┌─ Provided data
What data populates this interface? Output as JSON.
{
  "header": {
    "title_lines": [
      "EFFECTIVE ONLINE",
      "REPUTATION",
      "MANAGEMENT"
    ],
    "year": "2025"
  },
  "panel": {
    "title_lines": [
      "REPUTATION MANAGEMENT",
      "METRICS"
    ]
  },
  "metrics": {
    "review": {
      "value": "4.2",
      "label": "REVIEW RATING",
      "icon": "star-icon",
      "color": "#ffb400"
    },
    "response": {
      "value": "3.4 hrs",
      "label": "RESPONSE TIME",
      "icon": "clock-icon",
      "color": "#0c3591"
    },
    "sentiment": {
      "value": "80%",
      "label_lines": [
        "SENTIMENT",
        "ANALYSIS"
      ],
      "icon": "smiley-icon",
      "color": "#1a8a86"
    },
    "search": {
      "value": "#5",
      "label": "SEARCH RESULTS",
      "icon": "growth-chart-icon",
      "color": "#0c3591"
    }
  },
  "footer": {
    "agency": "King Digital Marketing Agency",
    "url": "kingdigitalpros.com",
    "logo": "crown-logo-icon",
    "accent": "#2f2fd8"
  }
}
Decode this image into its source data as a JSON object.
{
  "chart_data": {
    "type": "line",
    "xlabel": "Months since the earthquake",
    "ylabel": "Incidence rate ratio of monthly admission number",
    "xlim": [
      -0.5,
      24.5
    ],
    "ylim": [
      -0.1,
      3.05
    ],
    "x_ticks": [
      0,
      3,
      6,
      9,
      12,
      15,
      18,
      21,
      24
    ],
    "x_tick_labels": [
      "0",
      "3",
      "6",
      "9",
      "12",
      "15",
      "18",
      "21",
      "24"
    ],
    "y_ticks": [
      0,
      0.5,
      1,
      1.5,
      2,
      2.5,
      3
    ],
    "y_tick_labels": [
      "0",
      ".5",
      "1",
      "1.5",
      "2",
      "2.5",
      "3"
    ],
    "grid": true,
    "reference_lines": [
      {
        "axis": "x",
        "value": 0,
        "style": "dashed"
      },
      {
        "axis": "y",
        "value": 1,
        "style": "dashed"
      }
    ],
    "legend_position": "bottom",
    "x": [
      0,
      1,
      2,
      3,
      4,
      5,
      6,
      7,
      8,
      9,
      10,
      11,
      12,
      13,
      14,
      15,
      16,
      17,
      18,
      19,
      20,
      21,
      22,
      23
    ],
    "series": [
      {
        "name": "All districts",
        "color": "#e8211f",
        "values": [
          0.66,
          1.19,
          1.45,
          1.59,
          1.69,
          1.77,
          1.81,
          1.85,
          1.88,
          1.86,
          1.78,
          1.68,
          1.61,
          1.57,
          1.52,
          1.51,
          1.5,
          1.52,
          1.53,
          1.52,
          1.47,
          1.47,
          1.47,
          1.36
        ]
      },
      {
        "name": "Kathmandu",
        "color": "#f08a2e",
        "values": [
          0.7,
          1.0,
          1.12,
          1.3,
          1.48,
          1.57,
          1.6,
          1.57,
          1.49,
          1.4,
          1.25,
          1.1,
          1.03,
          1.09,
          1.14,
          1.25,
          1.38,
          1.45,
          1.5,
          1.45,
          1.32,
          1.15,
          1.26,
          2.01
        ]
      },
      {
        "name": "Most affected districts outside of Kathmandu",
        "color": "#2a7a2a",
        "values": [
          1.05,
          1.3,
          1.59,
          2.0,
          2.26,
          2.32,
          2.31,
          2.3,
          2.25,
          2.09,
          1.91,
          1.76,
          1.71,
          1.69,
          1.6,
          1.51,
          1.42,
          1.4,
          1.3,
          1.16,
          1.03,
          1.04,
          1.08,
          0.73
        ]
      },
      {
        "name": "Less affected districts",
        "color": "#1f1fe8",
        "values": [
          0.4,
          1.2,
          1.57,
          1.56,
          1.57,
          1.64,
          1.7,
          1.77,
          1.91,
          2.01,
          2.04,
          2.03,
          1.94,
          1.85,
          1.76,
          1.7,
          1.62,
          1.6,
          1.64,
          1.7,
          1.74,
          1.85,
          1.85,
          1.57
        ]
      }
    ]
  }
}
└─
- [Problem] Where does the word "MANAGEMENT" appear? Return each line that holds it.

- [Solution to this problem]
      "MANAGEMENT"
      "REPUTATION MANAGEMENT",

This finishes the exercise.